= EXERCISE =
Return every line below in which "underlying" appears.

= DATA SHOWN =
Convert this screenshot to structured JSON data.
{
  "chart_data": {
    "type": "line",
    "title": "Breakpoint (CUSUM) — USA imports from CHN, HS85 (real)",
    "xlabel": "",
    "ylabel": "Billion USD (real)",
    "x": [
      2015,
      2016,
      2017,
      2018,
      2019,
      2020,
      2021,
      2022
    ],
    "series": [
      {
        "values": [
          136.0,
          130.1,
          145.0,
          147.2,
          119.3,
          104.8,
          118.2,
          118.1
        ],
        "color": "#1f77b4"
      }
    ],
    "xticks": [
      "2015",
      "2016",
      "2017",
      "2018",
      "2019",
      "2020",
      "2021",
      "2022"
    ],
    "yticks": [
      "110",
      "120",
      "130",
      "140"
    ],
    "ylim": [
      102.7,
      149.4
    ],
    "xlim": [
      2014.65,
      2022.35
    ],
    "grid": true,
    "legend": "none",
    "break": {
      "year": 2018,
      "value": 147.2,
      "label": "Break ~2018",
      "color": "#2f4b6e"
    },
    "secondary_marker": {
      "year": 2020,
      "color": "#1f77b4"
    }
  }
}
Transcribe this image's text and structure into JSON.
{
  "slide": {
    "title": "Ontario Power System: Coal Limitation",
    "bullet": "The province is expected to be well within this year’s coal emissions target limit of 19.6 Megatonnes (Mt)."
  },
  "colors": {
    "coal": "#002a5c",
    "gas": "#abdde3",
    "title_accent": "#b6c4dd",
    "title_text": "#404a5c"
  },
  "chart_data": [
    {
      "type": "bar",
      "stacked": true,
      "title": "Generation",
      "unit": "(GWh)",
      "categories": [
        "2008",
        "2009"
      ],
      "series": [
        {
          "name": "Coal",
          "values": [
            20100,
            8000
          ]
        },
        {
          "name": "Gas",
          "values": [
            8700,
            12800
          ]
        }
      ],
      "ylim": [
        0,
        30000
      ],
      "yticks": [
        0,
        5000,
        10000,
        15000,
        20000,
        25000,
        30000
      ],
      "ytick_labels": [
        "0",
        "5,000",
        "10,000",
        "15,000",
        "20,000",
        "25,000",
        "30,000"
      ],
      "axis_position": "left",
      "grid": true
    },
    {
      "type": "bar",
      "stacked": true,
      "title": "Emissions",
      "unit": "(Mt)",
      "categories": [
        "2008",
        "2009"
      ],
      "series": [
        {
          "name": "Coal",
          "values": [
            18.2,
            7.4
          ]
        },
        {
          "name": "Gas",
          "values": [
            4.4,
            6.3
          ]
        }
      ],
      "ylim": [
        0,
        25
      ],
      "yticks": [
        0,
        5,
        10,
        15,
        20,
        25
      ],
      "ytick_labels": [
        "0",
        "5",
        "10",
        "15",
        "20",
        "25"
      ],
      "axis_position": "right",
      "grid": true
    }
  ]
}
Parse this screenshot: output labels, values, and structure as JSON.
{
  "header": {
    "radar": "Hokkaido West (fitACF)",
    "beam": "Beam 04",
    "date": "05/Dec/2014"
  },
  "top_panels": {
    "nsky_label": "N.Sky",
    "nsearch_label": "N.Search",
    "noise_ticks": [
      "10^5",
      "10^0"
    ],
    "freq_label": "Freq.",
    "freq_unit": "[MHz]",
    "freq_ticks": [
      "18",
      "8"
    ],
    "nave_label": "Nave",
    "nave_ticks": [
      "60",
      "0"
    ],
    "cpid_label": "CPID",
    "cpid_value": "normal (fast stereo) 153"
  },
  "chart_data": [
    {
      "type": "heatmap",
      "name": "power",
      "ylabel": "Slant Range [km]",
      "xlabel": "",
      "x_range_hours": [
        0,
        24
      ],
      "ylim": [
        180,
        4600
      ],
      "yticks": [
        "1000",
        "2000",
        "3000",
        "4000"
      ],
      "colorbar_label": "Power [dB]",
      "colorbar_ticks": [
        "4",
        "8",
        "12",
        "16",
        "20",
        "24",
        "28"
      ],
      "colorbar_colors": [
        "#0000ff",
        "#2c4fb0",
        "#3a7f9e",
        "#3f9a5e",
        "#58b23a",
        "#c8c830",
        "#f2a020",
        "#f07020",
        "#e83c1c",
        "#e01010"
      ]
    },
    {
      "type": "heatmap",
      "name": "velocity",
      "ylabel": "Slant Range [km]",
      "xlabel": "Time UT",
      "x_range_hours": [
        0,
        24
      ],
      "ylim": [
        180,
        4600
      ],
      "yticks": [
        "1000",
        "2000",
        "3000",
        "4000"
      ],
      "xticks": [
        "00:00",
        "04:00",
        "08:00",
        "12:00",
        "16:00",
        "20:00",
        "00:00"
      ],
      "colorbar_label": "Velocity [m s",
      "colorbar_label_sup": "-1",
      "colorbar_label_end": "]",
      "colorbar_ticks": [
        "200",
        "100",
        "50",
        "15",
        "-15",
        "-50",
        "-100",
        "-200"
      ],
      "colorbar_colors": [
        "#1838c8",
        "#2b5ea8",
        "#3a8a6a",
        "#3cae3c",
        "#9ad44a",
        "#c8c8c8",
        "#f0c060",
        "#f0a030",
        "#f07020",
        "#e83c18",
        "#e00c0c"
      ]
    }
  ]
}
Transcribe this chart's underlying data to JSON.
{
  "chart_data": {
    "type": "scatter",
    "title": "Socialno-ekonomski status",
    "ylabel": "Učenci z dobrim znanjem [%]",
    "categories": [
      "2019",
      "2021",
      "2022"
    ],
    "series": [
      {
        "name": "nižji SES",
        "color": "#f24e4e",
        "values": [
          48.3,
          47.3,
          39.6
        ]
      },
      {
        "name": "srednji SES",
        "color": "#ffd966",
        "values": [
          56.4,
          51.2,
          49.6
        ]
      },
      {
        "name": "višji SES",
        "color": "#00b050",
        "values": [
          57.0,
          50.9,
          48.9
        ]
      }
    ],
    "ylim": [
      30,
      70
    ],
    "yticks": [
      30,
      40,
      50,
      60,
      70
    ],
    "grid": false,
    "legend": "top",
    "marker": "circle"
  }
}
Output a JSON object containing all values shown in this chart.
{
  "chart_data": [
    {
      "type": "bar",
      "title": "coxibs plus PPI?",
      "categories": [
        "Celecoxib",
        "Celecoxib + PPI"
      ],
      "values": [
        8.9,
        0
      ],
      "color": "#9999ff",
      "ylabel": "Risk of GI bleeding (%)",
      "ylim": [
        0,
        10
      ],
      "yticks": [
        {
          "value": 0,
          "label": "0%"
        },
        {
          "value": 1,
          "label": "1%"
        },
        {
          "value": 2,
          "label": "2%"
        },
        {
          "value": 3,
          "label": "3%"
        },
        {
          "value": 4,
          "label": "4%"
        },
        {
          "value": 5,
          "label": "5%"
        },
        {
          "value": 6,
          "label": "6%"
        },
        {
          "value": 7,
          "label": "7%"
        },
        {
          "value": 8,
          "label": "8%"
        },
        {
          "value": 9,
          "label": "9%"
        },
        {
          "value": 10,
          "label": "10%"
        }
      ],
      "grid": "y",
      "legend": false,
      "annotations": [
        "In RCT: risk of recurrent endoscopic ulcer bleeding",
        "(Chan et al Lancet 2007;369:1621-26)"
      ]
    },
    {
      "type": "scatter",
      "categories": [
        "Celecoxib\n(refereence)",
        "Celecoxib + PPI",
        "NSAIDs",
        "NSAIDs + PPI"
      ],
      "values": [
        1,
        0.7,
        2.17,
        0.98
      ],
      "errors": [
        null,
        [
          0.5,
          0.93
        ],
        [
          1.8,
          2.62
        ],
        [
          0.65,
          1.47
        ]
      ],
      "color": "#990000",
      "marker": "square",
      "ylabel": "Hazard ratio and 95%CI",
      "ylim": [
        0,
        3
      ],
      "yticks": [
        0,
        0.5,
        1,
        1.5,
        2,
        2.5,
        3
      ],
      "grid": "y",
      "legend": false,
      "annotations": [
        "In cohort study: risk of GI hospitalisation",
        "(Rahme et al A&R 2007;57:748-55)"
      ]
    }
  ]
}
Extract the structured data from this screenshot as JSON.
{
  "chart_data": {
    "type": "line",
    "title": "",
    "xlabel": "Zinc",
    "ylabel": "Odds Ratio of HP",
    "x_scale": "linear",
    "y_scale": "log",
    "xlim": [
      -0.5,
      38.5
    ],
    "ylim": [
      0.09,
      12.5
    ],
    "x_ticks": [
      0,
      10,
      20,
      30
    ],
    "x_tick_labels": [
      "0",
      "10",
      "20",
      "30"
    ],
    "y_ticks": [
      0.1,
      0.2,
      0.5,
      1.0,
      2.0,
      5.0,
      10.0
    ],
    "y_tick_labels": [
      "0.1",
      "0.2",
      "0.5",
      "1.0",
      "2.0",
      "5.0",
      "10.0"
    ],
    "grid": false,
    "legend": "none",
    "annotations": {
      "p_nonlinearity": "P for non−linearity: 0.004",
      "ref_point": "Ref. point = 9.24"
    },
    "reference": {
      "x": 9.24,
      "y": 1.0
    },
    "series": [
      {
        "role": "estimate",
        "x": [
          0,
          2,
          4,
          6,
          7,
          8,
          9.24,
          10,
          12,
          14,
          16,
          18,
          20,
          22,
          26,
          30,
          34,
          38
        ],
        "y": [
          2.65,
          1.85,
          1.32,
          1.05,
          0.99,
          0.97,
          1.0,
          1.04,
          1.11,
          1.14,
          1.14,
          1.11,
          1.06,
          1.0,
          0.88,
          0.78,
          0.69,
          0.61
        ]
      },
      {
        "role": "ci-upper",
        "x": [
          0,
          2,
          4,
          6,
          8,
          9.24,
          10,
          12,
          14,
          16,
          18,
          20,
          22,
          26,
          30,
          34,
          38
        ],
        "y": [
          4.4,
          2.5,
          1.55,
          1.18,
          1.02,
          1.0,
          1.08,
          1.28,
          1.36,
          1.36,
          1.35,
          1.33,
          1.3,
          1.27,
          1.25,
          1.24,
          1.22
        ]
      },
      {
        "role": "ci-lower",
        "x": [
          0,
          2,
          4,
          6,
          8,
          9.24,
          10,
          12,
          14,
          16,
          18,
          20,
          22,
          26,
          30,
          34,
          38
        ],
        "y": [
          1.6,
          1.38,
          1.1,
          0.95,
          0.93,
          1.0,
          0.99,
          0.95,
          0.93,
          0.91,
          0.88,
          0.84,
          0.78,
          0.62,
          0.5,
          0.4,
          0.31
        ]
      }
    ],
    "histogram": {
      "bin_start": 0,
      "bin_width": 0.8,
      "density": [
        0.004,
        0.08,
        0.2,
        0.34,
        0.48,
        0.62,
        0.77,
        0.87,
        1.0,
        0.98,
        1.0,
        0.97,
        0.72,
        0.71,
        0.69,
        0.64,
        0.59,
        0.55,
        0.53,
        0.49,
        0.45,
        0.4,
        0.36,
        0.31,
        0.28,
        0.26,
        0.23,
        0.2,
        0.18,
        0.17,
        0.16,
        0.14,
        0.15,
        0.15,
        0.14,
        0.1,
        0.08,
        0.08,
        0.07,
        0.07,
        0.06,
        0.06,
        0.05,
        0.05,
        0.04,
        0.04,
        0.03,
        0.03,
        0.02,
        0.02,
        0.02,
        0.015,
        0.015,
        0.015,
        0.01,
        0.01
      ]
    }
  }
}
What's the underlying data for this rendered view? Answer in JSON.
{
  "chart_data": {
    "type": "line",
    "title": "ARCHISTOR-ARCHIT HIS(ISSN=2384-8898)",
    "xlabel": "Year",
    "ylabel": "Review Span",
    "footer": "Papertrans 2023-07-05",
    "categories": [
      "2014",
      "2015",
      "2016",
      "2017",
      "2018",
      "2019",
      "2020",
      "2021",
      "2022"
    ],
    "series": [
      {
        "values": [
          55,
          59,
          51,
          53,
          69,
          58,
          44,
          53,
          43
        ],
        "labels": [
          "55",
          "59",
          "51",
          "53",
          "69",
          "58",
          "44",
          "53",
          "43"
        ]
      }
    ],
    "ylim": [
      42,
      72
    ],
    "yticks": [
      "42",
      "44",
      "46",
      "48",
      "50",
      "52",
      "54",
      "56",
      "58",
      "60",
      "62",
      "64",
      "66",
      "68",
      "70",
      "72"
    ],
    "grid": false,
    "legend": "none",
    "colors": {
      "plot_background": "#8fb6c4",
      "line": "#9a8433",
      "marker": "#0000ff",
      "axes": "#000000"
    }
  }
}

= RESPONSE TO THIS TASK =
Transcribe this chart's underlying data to JSON.
What's the underlying data for this rendered view? Answer in JSON.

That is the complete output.